◆ Given exercise ◆
Transcribe every line of the material below without changing anything.

---------- Data provided ----------

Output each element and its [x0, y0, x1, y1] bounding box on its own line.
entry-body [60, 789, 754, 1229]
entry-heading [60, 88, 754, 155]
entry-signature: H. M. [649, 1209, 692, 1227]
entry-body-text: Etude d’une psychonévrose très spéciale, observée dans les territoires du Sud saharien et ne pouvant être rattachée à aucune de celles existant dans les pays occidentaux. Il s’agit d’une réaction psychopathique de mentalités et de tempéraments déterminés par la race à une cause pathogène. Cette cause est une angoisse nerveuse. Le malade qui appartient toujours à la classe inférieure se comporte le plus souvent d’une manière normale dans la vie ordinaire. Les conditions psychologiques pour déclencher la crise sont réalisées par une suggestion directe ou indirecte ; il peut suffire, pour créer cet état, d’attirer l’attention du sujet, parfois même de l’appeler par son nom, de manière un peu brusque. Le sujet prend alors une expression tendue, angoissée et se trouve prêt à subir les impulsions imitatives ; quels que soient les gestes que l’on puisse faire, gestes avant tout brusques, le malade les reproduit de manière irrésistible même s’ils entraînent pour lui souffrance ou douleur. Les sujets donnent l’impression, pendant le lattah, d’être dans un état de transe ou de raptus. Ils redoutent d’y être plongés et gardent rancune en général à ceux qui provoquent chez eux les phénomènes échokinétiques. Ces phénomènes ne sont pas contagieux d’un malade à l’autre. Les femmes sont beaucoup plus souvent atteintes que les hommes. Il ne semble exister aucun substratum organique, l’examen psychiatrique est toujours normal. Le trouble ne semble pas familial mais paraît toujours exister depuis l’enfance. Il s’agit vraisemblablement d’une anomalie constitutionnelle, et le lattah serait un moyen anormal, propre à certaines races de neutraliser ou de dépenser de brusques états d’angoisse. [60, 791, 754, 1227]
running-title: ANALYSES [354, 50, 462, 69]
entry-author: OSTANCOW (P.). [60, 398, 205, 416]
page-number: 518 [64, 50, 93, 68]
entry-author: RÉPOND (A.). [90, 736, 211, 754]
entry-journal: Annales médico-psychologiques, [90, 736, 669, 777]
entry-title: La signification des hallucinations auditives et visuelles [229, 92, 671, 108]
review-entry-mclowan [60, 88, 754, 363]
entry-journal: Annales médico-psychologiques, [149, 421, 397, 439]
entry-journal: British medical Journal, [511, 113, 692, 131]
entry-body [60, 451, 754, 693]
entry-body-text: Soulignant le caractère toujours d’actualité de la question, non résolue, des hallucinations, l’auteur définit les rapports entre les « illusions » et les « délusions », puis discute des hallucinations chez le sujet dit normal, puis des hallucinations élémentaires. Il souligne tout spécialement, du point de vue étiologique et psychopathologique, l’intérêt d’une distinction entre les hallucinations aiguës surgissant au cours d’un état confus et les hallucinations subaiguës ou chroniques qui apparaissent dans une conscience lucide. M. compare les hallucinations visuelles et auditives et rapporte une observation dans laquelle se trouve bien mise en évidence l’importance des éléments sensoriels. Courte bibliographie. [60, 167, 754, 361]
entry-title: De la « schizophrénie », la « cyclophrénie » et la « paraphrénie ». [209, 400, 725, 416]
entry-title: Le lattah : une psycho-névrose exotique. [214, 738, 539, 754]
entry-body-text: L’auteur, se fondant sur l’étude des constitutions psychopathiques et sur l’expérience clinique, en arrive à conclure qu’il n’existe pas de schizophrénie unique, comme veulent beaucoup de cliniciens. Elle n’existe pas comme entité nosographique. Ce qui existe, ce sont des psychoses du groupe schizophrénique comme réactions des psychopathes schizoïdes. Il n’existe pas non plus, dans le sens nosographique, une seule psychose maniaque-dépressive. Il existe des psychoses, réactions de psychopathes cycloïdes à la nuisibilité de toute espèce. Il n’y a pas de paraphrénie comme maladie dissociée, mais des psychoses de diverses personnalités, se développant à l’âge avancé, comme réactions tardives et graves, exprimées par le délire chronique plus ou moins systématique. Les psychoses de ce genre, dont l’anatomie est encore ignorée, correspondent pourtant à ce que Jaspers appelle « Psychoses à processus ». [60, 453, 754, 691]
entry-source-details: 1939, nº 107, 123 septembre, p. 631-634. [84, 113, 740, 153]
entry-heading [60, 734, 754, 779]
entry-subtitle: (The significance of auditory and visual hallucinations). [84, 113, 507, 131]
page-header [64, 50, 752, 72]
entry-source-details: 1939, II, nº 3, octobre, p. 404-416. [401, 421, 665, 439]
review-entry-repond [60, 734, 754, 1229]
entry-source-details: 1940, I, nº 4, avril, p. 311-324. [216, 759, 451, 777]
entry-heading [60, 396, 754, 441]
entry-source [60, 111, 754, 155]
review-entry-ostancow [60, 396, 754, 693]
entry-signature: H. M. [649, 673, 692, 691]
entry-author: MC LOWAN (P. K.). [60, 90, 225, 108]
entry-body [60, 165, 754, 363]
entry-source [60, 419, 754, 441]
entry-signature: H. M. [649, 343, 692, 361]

----------

◆ Complete answer ◆
Output each element and its [x0, y0, x1, y1] bounding box on its own line.
entry-body [60, 789, 754, 1229]
entry-heading [60, 88, 754, 155]
entry-signature: H. M. [649, 1209, 692, 1227]
entry-body-text: Etude d’une psychonévrose très spéciale, observée dans les territoires du Sud saharien et ne pouvant être rattachée à aucune de celles existant dans les pays occidentaux. Il s’agit d’une réaction psychopathique de mentalités et de tempéraments déterminés par la race à une cause pathogène. Cette cause est une angoisse nerveuse. Le malade qui appartient toujours à la classe inférieure se comporte le plus souvent d’une manière normale dans la vie ordinaire. Les conditions psychologiques pour déclencher la crise sont réalisées par une suggestion directe ou indirecte ; il peut suffire, pour créer cet état, d’attirer l’attention du sujet, parfois même de l’appeler par son nom, de manière un peu brusque. Le sujet prend alors une expression tendue, angoissée et se trouve prêt à subir les impulsions imitatives ; quels que soient les gestes que l’on puisse faire, gestes avant tout brusques, le malade les reproduit de manière irrésistible même s’ils entraînent pour lui souffrance ou douleur. Les sujets donnent l’impression, pendant le lattah, d’être dans un état de transe ou de raptus. Ils redoutent d’y être plongés et gardent rancune en général à ceux qui provoquent chez eux les phénomènes échokinétiques. Ces phénomènes ne sont pas contagieux d’un malade à l’autre. Les femmes sont beaucoup plus souvent atteintes que les hommes. Il ne semble exister aucun substratum organique, l’examen psychiatrique est toujours normal. Le trouble ne semble pas familial mais paraît toujours exister depuis l’enfance. Il s’agit vraisemblablement d’une anomalie constitutionnelle, et le lattah serait un moyen anormal, propre à certaines races de neutraliser ou de dépenser de brusques états d’angoisse. [60, 791, 754, 1227]
running-title: ANALYSES [354, 50, 462, 69]
entry-author: OSTANCOW (P.). [60, 398, 205, 416]
page-number: 518 [64, 50, 93, 68]
entry-author: RÉPOND (A.). [90, 736, 211, 754]
entry-journal: Annales médico-psychologiques, [90, 736, 669, 777]
entry-title: La signification des hallucinations auditives et visuelles [229, 92, 671, 108]
review-entry-mclowan [60, 88, 754, 363]
entry-journal: Annales médico-psychologiques, [149, 421, 397, 439]
entry-journal: British medical Journal, [511, 113, 692, 131]
entry-body [60, 451, 754, 693]
entry-body-text: Soulignant le caractère toujours d’actualité de la question, non résolue, des hallucinations, l’auteur définit les rapports entre les « illusions » et les « délusions », puis discute des hallucinations chez le sujet dit normal, puis des hallucinations élémentaires. Il souligne tout spécialement, du point de vue étiologique et psychopathologique, l’intérêt d’une distinction entre les hallucinations aiguës surgissant au cours d’un état confus et les hallucinations subaiguës ou chroniques qui apparaissent dans une conscience lucide. M. compare les hallucinations visuelles et auditives et rapporte une observation dans laquelle se trouve bien mise en évidence l’importance des éléments sensoriels. Courte bibliographie. [60, 167, 754, 361]
entry-title: De la « schizophrénie », la « cyclophrénie » et la « paraphrénie ». [209, 400, 725, 416]
entry-title: Le lattah : une psycho-névrose exotique. [214, 738, 539, 754]
entry-body-text: L’auteur, se fondant sur l’étude des constitutions psychopathiques et sur l’expérience clinique, en arrive à conclure qu’il n’existe pas de schizophrénie unique, comme veulent beaucoup de cliniciens. Elle n’existe pas comme entité nosographique. Ce qui existe, ce sont des psychoses du groupe schizophrénique comme réactions des psychopathes schizoïdes. Il n’existe pas non plus, dans le sens nosographique, une seule psychose maniaque-dépressive. Il existe des psychoses, réactions de psychopathes cycloïdes à la nuisibilité de toute espèce. Il n’y a pas de paraphrénie comme maladie dissociée, mais des psychoses de diverses personnalités, se développant à l’âge avancé, comme réactions tardives et graves, exprimées par le délire chronique plus ou moins systématique. Les psychoses de ce genre, dont l’anatomie est encore ignorée, correspondent pourtant à ce que Jaspers appelle « Psychoses à processus ». [60, 453, 754, 691]
entry-source-details: 1939, nº 107, 123 septembre, p. 631-634. [84, 113, 740, 153]
entry-heading [60, 734, 754, 779]
entry-subtitle: (The significance of auditory and visual hallucinations). [84, 113, 507, 131]
page-header [64, 50, 752, 72]
entry-source-details: 1939, II, nº 3, octobre, p. 404-416. [401, 421, 665, 439]
review-entry-repond [60, 734, 754, 1229]
entry-source-details: 1940, I, nº 4, avril, p. 311-324. [216, 759, 451, 777]
entry-heading [60, 396, 754, 441]
entry-source [60, 111, 754, 155]
review-entry-ostancow [60, 396, 754, 693]
entry-signature: H. M. [649, 673, 692, 691]
entry-author: MC LOWAN (P. K.). [60, 90, 225, 108]
entry-body [60, 165, 754, 363]
entry-source [60, 419, 754, 441]
entry-signature: H. M. [649, 343, 692, 361]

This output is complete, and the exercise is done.